* [SET PROBLEM]: Retype the complete listing exactly as it appears.

[Dataset items]
⟨

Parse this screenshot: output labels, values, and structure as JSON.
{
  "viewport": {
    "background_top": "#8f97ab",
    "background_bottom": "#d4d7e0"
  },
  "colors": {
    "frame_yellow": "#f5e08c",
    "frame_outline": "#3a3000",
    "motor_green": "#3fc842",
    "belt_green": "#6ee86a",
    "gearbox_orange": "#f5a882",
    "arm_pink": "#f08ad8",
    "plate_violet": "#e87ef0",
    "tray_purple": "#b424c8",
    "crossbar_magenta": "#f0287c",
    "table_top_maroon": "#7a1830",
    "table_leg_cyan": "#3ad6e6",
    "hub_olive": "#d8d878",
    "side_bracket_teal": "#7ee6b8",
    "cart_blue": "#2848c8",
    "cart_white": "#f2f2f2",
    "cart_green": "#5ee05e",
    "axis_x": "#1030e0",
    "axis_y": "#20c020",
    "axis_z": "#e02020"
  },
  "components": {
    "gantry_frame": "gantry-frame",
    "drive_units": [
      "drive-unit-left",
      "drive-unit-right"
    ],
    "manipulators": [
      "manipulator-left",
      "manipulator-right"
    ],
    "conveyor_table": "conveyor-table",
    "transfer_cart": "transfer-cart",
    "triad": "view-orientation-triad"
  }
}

⟩

* [EXERCISE RESPONSE]:
Parse this screenshot: output labels, values, and structure as JSON.
{
  "viewport": {
    "background_top": "#8f97ab",
    "background_bottom": "#d4d7e0"
  },
  "colors": {
    "frame_yellow": "#f5e08c",
    "frame_outline": "#3a3000",
    "motor_green": "#3fc842",
    "belt_green": "#6ee86a",
    "gearbox_orange": "#f5a882",
    "arm_pink": "#f08ad8",
    "plate_violet": "#e87ef0",
    "tray_purple": "#b424c8",
    "crossbar_magenta": "#f0287c",
    "table_top_maroon": "#7a1830",
    "table_leg_cyan": "#3ad6e6",
    "hub_olive": "#d8d878",
    "side_bracket_teal": "#7ee6b8",
    "cart_blue": "#2848c8",
    "cart_white": "#f2f2f2",
    "cart_green": "#5ee05e",
    "axis_x": "#1030e0",
    "axis_y": "#20c020",
    "axis_z": "#e02020"
  },
  "components": {
    "gantry_frame": "gantry-frame",
    "drive_units": [
      "drive-unit-left",
      "drive-unit-right"
    ],
    "manipulators": [
      "manipulator-left",
      "manipulator-right"
    ],
    "conveyor_table": "conveyor-table",
    "transfer_cart": "transfer-cart",
    "triad": "view-orientation-triad"
  }
}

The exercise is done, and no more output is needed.